EXCERPTED RECORDS:
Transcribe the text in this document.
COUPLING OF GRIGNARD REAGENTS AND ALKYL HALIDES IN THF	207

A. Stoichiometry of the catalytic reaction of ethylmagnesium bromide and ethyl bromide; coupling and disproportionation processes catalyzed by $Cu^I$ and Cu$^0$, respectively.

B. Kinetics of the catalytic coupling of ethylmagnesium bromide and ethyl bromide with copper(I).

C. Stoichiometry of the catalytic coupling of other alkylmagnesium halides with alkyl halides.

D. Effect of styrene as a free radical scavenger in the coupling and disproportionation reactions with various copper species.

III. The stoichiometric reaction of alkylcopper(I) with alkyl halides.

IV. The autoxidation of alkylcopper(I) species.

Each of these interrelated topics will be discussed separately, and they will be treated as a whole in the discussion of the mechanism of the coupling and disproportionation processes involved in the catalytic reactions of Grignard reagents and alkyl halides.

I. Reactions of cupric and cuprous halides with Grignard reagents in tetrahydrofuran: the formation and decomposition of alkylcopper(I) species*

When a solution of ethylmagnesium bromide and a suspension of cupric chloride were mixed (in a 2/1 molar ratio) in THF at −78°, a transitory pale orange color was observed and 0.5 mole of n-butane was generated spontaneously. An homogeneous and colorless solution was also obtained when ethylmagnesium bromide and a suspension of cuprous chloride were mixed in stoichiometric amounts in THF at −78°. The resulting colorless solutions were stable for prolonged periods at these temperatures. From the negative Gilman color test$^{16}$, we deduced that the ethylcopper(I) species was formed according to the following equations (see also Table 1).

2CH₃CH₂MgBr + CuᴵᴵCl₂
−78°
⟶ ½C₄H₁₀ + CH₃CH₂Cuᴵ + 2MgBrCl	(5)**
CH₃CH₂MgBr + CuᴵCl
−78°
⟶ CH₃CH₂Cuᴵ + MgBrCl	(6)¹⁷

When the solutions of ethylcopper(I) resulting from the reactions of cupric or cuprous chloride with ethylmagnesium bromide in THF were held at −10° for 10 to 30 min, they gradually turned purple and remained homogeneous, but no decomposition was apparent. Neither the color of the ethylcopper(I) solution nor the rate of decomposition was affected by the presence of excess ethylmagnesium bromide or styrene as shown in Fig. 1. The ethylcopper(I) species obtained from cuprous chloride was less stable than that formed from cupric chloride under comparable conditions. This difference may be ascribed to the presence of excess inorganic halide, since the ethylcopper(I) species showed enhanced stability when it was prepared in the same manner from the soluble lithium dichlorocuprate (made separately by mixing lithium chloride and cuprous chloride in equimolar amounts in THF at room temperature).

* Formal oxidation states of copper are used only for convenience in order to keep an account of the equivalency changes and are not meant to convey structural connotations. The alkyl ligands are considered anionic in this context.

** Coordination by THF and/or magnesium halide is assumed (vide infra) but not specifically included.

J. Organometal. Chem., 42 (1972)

TO BE DONE: Write the complete data out, exactly as above.

REPLY TO THE EXERCISE:
Transcribe the text in this document.
COUPLING OF GRIGNARD REAGENTS AND ALKYL HALIDES IN THF	207

A. Stoichiometry of the catalytic reaction of ethylmagnesium bromide and ethyl bromide; coupling and disproportionation processes catalyzed by $Cu^I$ and Cu$^0$, respectively.

B. Kinetics of the catalytic coupling of ethylmagnesium bromide and ethyl bromide with copper(I).

C. Stoichiometry of the catalytic coupling of other alkylmagnesium halides with alkyl halides.

D. Effect of styrene as a free radical scavenger in the coupling and disproportionation reactions with various copper species.

III. The stoichiometric reaction of alkylcopper(I) with alkyl halides.

IV. The autoxidation of alkylcopper(I) species.

Each of these interrelated topics will be discussed separately, and they will be treated as a whole in the discussion of the mechanism of the coupling and disproportionation processes involved in the catalytic reactions of Grignard reagents and alkyl halides.

I. Reactions of cupric and cuprous halides with Grignard reagents in tetrahydrofuran: the formation and decomposition of alkylcopper(I) species*

When a solution of ethylmagnesium bromide and a suspension of cupric chloride were mixed (in a 2/1 molar ratio) in THF at −78°, a transitory pale orange color was observed and 0.5 mole of n-butane was generated spontaneously. An homogeneous and colorless solution was also obtained when ethylmagnesium bromide and a suspension of cuprous chloride were mixed in stoichiometric amounts in THF at −78°. The resulting colorless solutions were stable for prolonged periods at these temperatures. From the negative Gilman color test$^{16}$, we deduced that the ethylcopper(I) species was formed according to the following equations (see also Table 1).

2CH₃CH₂MgBr + CuᴵᴵCl₂
−78°
⟶ ½C₄H₁₀ + CH₃CH₂Cuᴵ + 2MgBrCl	(5)**
CH₃CH₂MgBr + CuᴵCl
−78°
⟶ CH₃CH₂Cuᴵ + MgBrCl	(6)¹⁷

When the solutions of ethylcopper(I) resulting from the reactions of cupric or cuprous chloride with ethylmagnesium bromide in THF were held at −10° for 10 to 30 min, they gradually turned purple and remained homogeneous, but no decomposition was apparent. Neither the color of the ethylcopper(I) solution nor the rate of decomposition was affected by the presence of excess ethylmagnesium bromide or styrene as shown in Fig. 1. The ethylcopper(I) species obtained from cuprous chloride was less stable than that formed from cupric chloride under comparable conditions. This difference may be ascribed to the presence of excess inorganic halide, since the ethylcopper(I) species showed enhanced stability when it was prepared in the same manner from the soluble lithium dichlorocuprate (made separately by mixing lithium chloride and cuprous chloride in equimolar amounts in THF at room temperature).

* Formal oxidation states of copper are used only for convenience in order to keep an account of the equivalency changes and are not meant to convey structural connotations. The alkyl ligands are considered anionic in this context.

** Coordination by THF and/or magnesium halide is assumed (vide infra) but not specifically included.

J. Organometal. Chem., 42 (1972)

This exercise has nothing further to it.